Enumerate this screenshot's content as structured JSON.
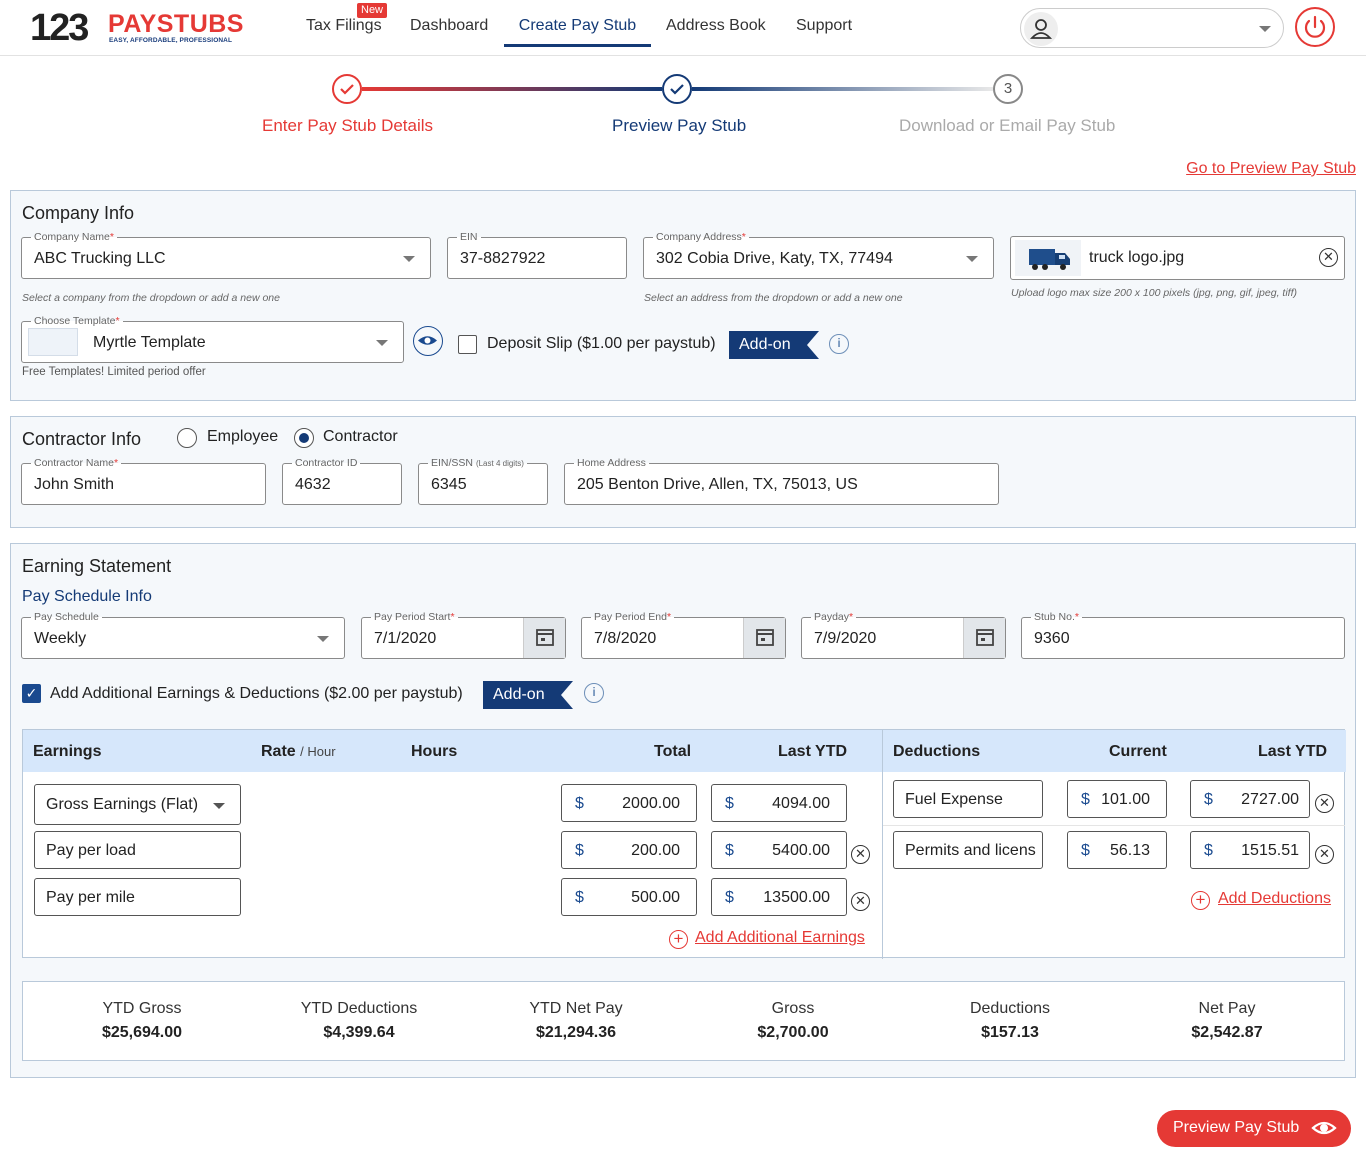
{
  "brand": {
    "num": "123",
    "word": "PAYSTUBS",
    "tag": "EASY, AFFORDABLE, PROFESSIONAL"
  },
  "nav": {
    "tax_filings": "Tax Filings",
    "new_badge": "New",
    "dashboard": "Dashboard",
    "create": "Create Pay Stub",
    "address_book": "Address Book",
    "support": "Support"
  },
  "user": {
    "name": ""
  },
  "steps": {
    "s1": "Enter Pay Stub Details",
    "s2": "Preview Pay Stub",
    "s3": "Download or Email Pay Stub",
    "s3_num": "3"
  },
  "goto_preview": "Go to Preview Pay Stub",
  "company": {
    "title": "Company Info",
    "name_label": "Company Name",
    "name": "ABC Trucking LLC",
    "name_hint": "Select a company from the dropdown or add a new one",
    "ein_label": "EIN",
    "ein": "37-8827922",
    "address_label": "Company Address",
    "address": "302 Cobia Drive, Katy, TX, 77494",
    "address_hint": "Select an address from the dropdown or add a new one",
    "logo_file": "truck logo.jpg",
    "logo_hint": "Upload logo max size 200 x 100 pixels (jpg, png, gif, jpeg, tiff)",
    "template_label": "Choose Template",
    "template": "Myrtle Template",
    "template_hint": "Free Templates! Limited period offer",
    "deposit_label": "Deposit Slip ($1.00 per paystub)",
    "addon": "Add-on"
  },
  "contractor": {
    "title": "Contractor Info",
    "employee": "Employee",
    "contractor": "Contractor",
    "name_label": "Contractor Name",
    "name": "John Smith",
    "id_label": "Contractor ID",
    "id": "4632",
    "ssn_label": "EIN/SSN",
    "ssn_small": "(Last 4 digits)",
    "ssn": "6345",
    "home_label": "Home Address",
    "home": "205 Benton Drive, Allen, TX, 75013, US"
  },
  "earning": {
    "title": "Earning Statement",
    "schedule_title": "Pay Schedule Info",
    "schedule_label": "Pay Schedule",
    "schedule": "Weekly",
    "start_label": "Pay Period Start",
    "start": "7/1/2020",
    "end_label": "Pay Period End",
    "end": "7/8/2020",
    "payday_label": "Payday",
    "payday": "7/9/2020",
    "stub_label": "Stub No.",
    "stub": "9360",
    "additional_label": "Add Additional Earnings & Deductions ($2.00 per paystub)",
    "addon": "Add-on",
    "headers": {
      "earnings": "Earnings",
      "rate": "Rate",
      "per_hour": "/ Hour",
      "hours": "Hours",
      "total": "Total",
      "last_ytd": "Last YTD",
      "deductions": "Deductions",
      "current": "Current",
      "ded_last_ytd": "Last YTD"
    },
    "rows": [
      {
        "name": "Gross Earnings (Flat)",
        "total": "2000.00",
        "ytd": "4094.00"
      },
      {
        "name": "Pay per load",
        "total": "200.00",
        "ytd": "5400.00"
      },
      {
        "name": "Pay per mile",
        "total": "500.00",
        "ytd": "13500.00"
      }
    ],
    "deductions": [
      {
        "name": "Fuel Expense",
        "current": "101.00",
        "ytd": "2727.00"
      },
      {
        "name": "Permits and licens",
        "current": "56.13",
        "ytd": "1515.51"
      }
    ],
    "add_earnings": "Add Additional Earnings",
    "add_deductions": "Add Deductions",
    "currency": "$"
  },
  "summary": {
    "ytd_gross_label": "YTD Gross",
    "ytd_gross": "$25,694.00",
    "ytd_ded_label": "YTD Deductions",
    "ytd_ded": "$4,399.64",
    "ytd_net_label": "YTD Net Pay",
    "ytd_net": "$21,294.36",
    "gross_label": "Gross",
    "gross": "$2,700.00",
    "ded_label": "Deductions",
    "ded": "$157.13",
    "net_label": "Net Pay",
    "net": "$2,542.87"
  },
  "preview_button": "Preview Pay Stub",
  "colors": {
    "brand_red": "#e53935",
    "brand_navy": "#143a76",
    "header_blue": "#d6e7fb"
  }
}
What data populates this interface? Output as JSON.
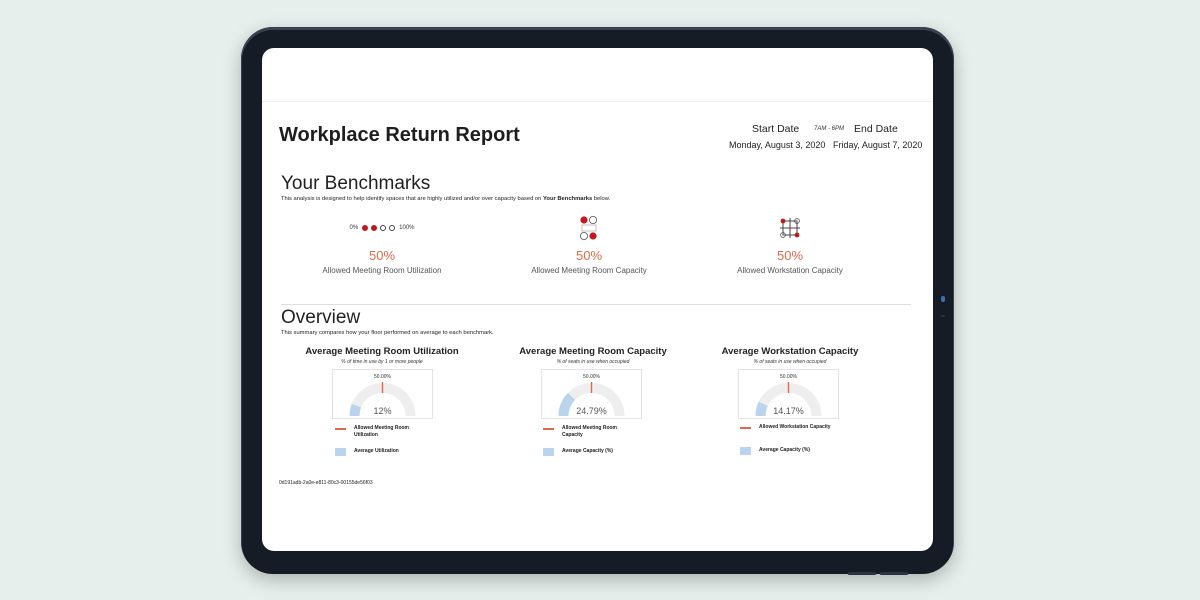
{
  "report": {
    "title": "Workplace Return Report",
    "start_label": "Start Date",
    "end_label": "End Date",
    "time_range": "7AM - 6PM",
    "start_date": "Monday, August 3, 2020",
    "end_date": "Friday, August 7, 2020"
  },
  "benchmarks": {
    "title": "Your Benchmarks",
    "desc_pre": "This analysis is designed to help identify spaces that are highly utilized and/or over capacity based on ",
    "desc_bold": "Your Benchmarks",
    "desc_post": " below.",
    "scale_min": "0%",
    "scale_max": "100%",
    "scale_filled": 2,
    "scale_total": 4,
    "items": [
      {
        "icon": "utilization-dots-icon",
        "value": "50%",
        "label": "Allowed Meeting Room Utilization"
      },
      {
        "icon": "meeting-capacity-icon",
        "value": "50%",
        "label": "Allowed Meeting Room Capacity"
      },
      {
        "icon": "workstation-grid-icon",
        "value": "50%",
        "label": "Allowed Workstation Capacity"
      }
    ]
  },
  "overview": {
    "title": "Overview",
    "desc": "This summary compares how your floor performed on average to each benchmark.",
    "cards": [
      {
        "title": "Average Meeting Room Utilization",
        "subtitle": "% of time in use by 1 or more people",
        "benchmark_label": "50.00%",
        "benchmark_fraction": 0.5,
        "value_label": "12%",
        "value_fraction": 0.12,
        "legend_line": "Allowed Meeting Room Utilization",
        "legend_box": "Average Utilization"
      },
      {
        "title": "Average Meeting Room Capacity",
        "subtitle": "% of seats in use when occupied",
        "benchmark_label": "50.00%",
        "benchmark_fraction": 0.5,
        "value_label": "24.79%",
        "value_fraction": 0.2479,
        "legend_line": "Allowed Meeting Room Capacity",
        "legend_box": "Average Capacity (%)"
      },
      {
        "title": "Average Workstation Capacity",
        "subtitle": "% of seats in use when occupied",
        "benchmark_label": "50.00%",
        "benchmark_fraction": 0.5,
        "value_label": "14.17%",
        "value_fraction": 0.1417,
        "legend_line": "Allowed Workstation Capacity",
        "legend_box": "Average Capacity (%)"
      }
    ]
  },
  "footer": {
    "id": "0d191adb-2a0e-e811-80c3-00155de56f03"
  },
  "colors": {
    "accent": "#e0694a",
    "benchmark_red": "#c0191f",
    "gauge_fill": "#b9d4ec",
    "gauge_track": "#eeeeee",
    "tablet_frame": "#161c26",
    "background": "#e6efec"
  }
}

------------------------------------------------

▶ Your objective: Copy out each line word for word, please, skipping the images.

▶ Task result:
Enumerate this screenshot's content as structured JSON.
{
  "brand": {
    "num": "123",
    "word": "PAYSTUBS",
    "tag": "EASY, AFFORDABLE, PROFESSIONAL"
  },
  "nav": {
    "tax_filings": "Tax Filings",
    "new_badge": "New",
    "dashboard": "Dashboard",
    "create": "Create Pay Stub",
    "address_book": "Address Book",
    "support": "Support"
  },
  "user": {
    "name": ""
  },
  "steps": {
    "s1": "Enter Pay Stub Details",
    "s2": "Preview Pay Stub",
    "s3": "Download or Email Pay Stub",
    "s3_num": "3"
  },
  "goto_preview": "Go to Preview Pay Stub",
  "company": {
    "title": "Company Info",
    "name_label": "Company Name",
    "name": "ABC Trucking LLC",
    "name_hint": "Select a company from the dropdown or add a new one",
    "ein_label": "EIN",
    "ein": "37-8827922",
    "address_label": "Company Address",
    "address": "302 Cobia Drive, Katy, TX, 77494",
    "address_hint": "Select an address from the dropdown or add a new one",
    "logo_file": "truck logo.jpg",
    "logo_hint": "Upload logo max size 200 x 100 pixels (jpg, png, gif, jpeg, tiff)",
    "template_label": "Choose Template",
    "template": "Myrtle Template",
    "template_hint": "Free Templates! Limited period offer",
    "deposit_label": "Deposit Slip ($1.00 per paystub)",
    "addon": "Add-on"
  },
  "contractor": {
    "title": "Contractor Info",
    "employee": "Employee",
    "contractor": "Contractor",
    "name_label": "Contractor Name",
    "name": "John Smith",
    "id_label": "Contractor ID",
    "id": "4632",
    "ssn_label": "EIN/SSN",
    "ssn_small": "(Last 4 digits)",
    "ssn": "6345",
    "home_label": "Home Address",
    "home": "205 Benton Drive, Allen, TX, 75013, US"
  },
  "earning": {
    "title": "Earning Statement",
    "schedule_title": "Pay Schedule Info",
    "schedule_label": "Pay Schedule",
    "schedule": "Weekly",
    "start_label": "Pay Period Start",
    "start": "7/1/2020",
    "end_label": "Pay Period End",
    "end": "7/8/2020",
    "payday_label": "Payday",
    "payday": "7/9/2020",
    "stub_label": "Stub No.",
    "stub": "9360",
    "additional_label": "Add Additional Earnings & Deductions ($2.00 per paystub)",
    "addon": "Add-on",
    "headers": {
      "earnings": "Earnings",
      "rate": "Rate",
      "per_hour": "/ Hour",
      "hours": "Hours",
      "total": "Total",
      "last_ytd": "Last YTD",
      "deductions": "Deductions",
      "current": "Current",
      "ded_last_ytd": "Last YTD"
    },
    "rows": [
      {
        "name": "Gross Earnings (Flat)",
        "total": "2000.00",
        "ytd": "4094.00"
      },
      {
        "name": "Pay per load",
        "total": "200.00",
        "ytd": "5400.00"
      },
      {
        "name": "Pay per mile",
        "total": "500.00",
        "ytd": "13500.00"
      }
    ],
    "deductions": [
      {
        "name": "Fuel Expense",
        "current": "101.00",
        "ytd": "2727.00"
      },
      {
        "name": "Permits and licens",
        "current": "56.13",
        "ytd": "1515.51"
      }
    ],
    "add_earnings": "Add Additional Earnings",
    "add_deductions": "Add Deductions",
    "currency": "$"
  },
  "summary": {
    "ytd_gross_label": "YTD Gross",
    "ytd_gross": "$25,694.00",
    "ytd_ded_label": "YTD Deductions",
    "ytd_ded": "$4,399.64",
    "ytd_net_label": "YTD Net Pay",
    "ytd_net": "$21,294.36",
    "gross_label": "Gross",
    "gross": "$2,700.00",
    "ded_label": "Deductions",
    "ded": "$157.13",
    "net_label": "Net Pay",
    "net": "$2,542.87"
  },
  "preview_button": "Preview Pay Stub",
  "colors": {
    "brand_red": "#e53935",
    "brand_navy": "#143a76",
    "header_blue": "#d6e7fb"
  }
}
What data populates this interface? Output as JSON.
{
  "report": {
    "title": "Workplace Return Report",
    "start_label": "Start Date",
    "end_label": "End Date",
    "time_range": "7AM - 6PM",
    "start_date": "Monday, August 3, 2020",
    "end_date": "Friday, August 7, 2020"
  },
  "benchmarks": {
    "title": "Your Benchmarks",
    "desc_pre": "This analysis is designed to help identify spaces that are highly utilized and/or over capacity based on ",
    "desc_bold": "Your Benchmarks",
    "desc_post": " below.",
    "scale_min": "0%",
    "scale_max": "100%",
    "scale_filled": 2,
    "scale_total": 4,
    "items": [
      {
        "icon": "utilization-dots-icon",
        "value": "50%",
        "label": "Allowed Meeting Room Utilization"
      },
      {
        "icon": "meeting-capacity-icon",
        "value": "50%",
        "label": "Allowed Meeting Room Capacity"
      },
      {
        "icon": "workstation-grid-icon",
        "value": "50%",
        "label": "Allowed Workstation Capacity"
      }
    ]
  },
  "overview": {
    "title": "Overview",
    "desc": "This summary compares how your floor performed on average to each benchmark.",
    "cards": [
      {
        "title": "Average Meeting Room Utilization",
        "subtitle": "% of time in use by 1 or more people",
        "benchmark_label": "50.00%",
        "benchmark_fraction": 0.5,
        "value_label": "12%",
        "value_fraction": 0.12,
        "legend_line": "Allowed Meeting Room Utilization",
        "legend_box": "Average Utilization"
      },
      {
        "title": "Average Meeting Room Capacity",
        "subtitle": "% of seats in use when occupied",
        "benchmark_label": "50.00%",
        "benchmark_fraction": 0.5,
        "value_label": "24.79%",
        "value_fraction": 0.2479,
        "legend_line": "Allowed Meeting Room Capacity",
        "legend_box": "Average Capacity (%)"
      },
      {
        "title": "Average Workstation Capacity",
        "subtitle": "% of seats in use when occupied",
        "benchmark_label": "50.00%",
        "benchmark_fraction": 0.5,
        "value_label": "14.17%",
        "value_fraction": 0.1417,
        "legend_line": "Allowed Workstation Capacity",
        "legend_box": "Average Capacity (%)"
      }
    ]
  },
  "footer": {
    "id": "0d191adb-2a0e-e811-80c3-00155de56f03"
  },
  "colors": {
    "accent": "#e0694a",
    "benchmark_red": "#c0191f",
    "gauge_fill": "#b9d4ec",
    "gauge_track": "#eeeeee",
    "tablet_frame": "#161c26",
    "background": "#e6efec"
  }
}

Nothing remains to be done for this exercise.